Direction: Below are records. Count every line containing the word "label" and give the number alone.

Entries provided:
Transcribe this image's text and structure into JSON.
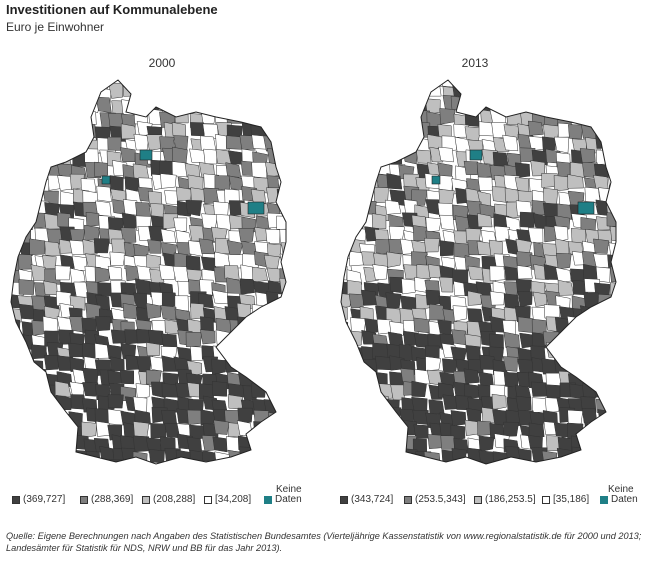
{
  "header": {
    "title": "Investitionen auf Kommunalebene",
    "subtitle": "Euro je Einwohner"
  },
  "colors": {
    "class1": "#404040",
    "class2": "#7f7f7f",
    "class3": "#bfbfbf",
    "class4": "#ffffff",
    "nodata": "#1f7f86",
    "border": "#333333"
  },
  "maps": [
    {
      "year": "2000",
      "legend": [
        {
          "label": "(369,727]",
          "color": "#404040"
        },
        {
          "label": "(288,369]",
          "color": "#7f7f7f"
        },
        {
          "label": "(208,288]",
          "color": "#bfbfbf"
        },
        {
          "label": "[34,208]",
          "color": "#ffffff"
        }
      ],
      "nodata_top": "Keine",
      "nodata_bottom": "Daten",
      "nodata_color": "#1f7f86"
    },
    {
      "year": "2013",
      "legend": [
        {
          "label": "(343,724]",
          "color": "#404040"
        },
        {
          "label": "(253.5,343]",
          "color": "#7f7f7f"
        },
        {
          "label": "(186,253.5]",
          "color": "#bfbfbf"
        },
        {
          "label": "[35,186]",
          "color": "#ffffff"
        }
      ],
      "nodata_top": "Keine",
      "nodata_bottom": "Daten",
      "nodata_color": "#1f7f86"
    }
  ],
  "source": "Quelle: Eigene Berechnungen nach Angaben des Statistischen Bundesamtes (Vierteljährige Kassenstatistik von www.regionalstatistik.de für 2000 und 2013; Landesämter für Statistik für NDS, NRW und BB für das Jahr 2013)."
}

Result of this task: 8